_Given problem_
From the Hodge 301 article, write out word for word the passage between "Now, an international" and "than previously assumed.", inclusive.

Hodge 301 star cluster. Credit: ESO (Phys.org)—The Hubble Space Telescope Hubble Tarantula Treasury Project (HTTP) survey has revealed new insights on the star formation history of the oldest star cluster in the Tarantula Nebula (also known as 30 Doradus), designated Hodge 301. According to a study published Oct. 19 on arXiv.org, this star cluster could be even several million years older than previously estimated. Located some 168,000 light years away, Hodge 301 is one of two major star clusters in the Tarantula Nebula. The cluster is known for its high supernovae activity as scientists calculate that at least 38 stars within it have already exploded as supernovae. Previous studies have estimated that the cluster’s age ranges from 20 to 25 million years.
Now, an international team of astronomers, led by Michele Cignoni of the University of Pisa in Italy, has used the photometric capabilities of the HTTP survey to better understand Hodge 301’s formation history and measure its age more accurately. For their study, they focused on the optical color-magnitude diagram of H301, the only one deep enough to reach 30-million-year-old pre-main sequence stars.
In effect, they found that this cluster could be several million years older than previously assumed.
”Thanks to the photometric capabilities of the HTTP dataset, we have detected the pre-main sequence turn-on for the first time. The peak age we derive from fitting this feature and the main-sequence turn-off [is] between 26.5 and 31.5 Myr,” the researchers wrote in the paper.
Taking the new calculations into account, they added that Hodge 301 is much older than the bulk of the stars in NGC 2070—the most active region of the Tarantula Nebula. However, it is only slightly older than its oldest stars, which are approximately 20 million years old.

_Dataset extract_

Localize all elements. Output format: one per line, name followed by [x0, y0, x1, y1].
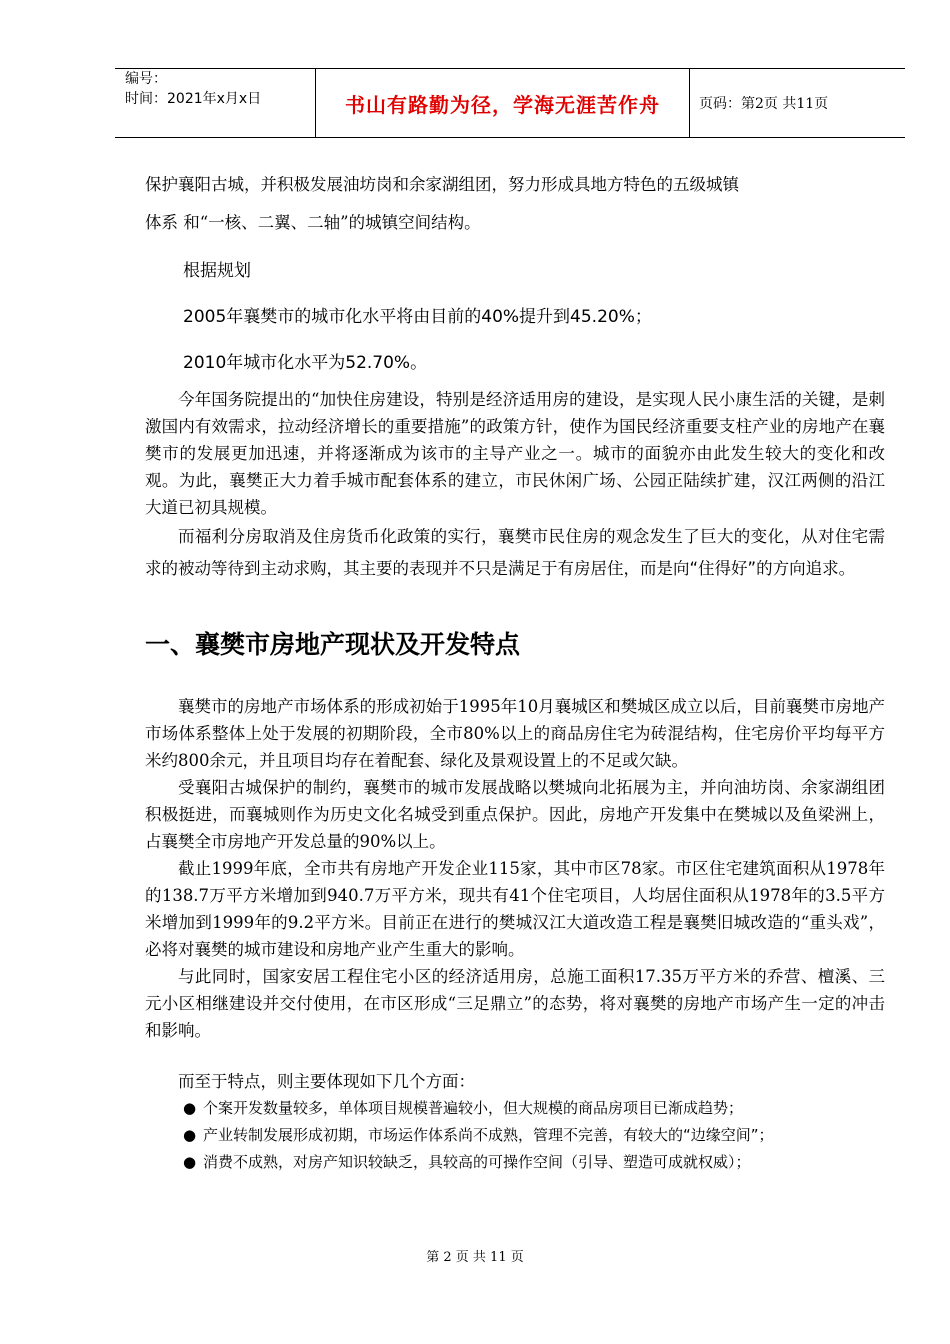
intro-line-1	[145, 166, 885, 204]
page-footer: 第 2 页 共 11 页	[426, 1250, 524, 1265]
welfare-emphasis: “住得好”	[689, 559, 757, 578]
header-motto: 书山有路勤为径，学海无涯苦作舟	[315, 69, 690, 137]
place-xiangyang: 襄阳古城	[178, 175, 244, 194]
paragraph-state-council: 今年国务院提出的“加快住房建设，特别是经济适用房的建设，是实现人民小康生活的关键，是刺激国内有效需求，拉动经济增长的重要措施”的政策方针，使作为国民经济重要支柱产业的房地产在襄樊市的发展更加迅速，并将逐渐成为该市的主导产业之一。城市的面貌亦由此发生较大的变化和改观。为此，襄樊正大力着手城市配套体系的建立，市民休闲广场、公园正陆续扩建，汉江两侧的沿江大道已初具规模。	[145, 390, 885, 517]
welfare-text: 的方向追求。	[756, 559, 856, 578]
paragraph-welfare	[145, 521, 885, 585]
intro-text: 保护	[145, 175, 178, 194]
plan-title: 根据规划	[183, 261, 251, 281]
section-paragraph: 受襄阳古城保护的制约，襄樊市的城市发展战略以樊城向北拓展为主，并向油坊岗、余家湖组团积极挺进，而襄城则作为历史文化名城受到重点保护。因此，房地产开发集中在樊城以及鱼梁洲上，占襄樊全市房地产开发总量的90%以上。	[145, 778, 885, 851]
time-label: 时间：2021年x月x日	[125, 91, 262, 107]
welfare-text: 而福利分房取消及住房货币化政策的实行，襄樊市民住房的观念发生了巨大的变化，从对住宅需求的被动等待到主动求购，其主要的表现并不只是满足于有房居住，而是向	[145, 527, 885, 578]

_Solution to the problem_
Now, an international team of astronomers, led by Michele Cignoni of the University of Pisa in Italy, has used the photometric capabilities of the HTTP survey to better understand Hodge 301’s formation history and measure its age more accurately. For their study, they focused on the optical color-magnitude diagram of H301, the only one deep enough to reach 30-million-year-old pre-main sequence stars.
In effect, they found that this cluster could be several million years older than previously assumed.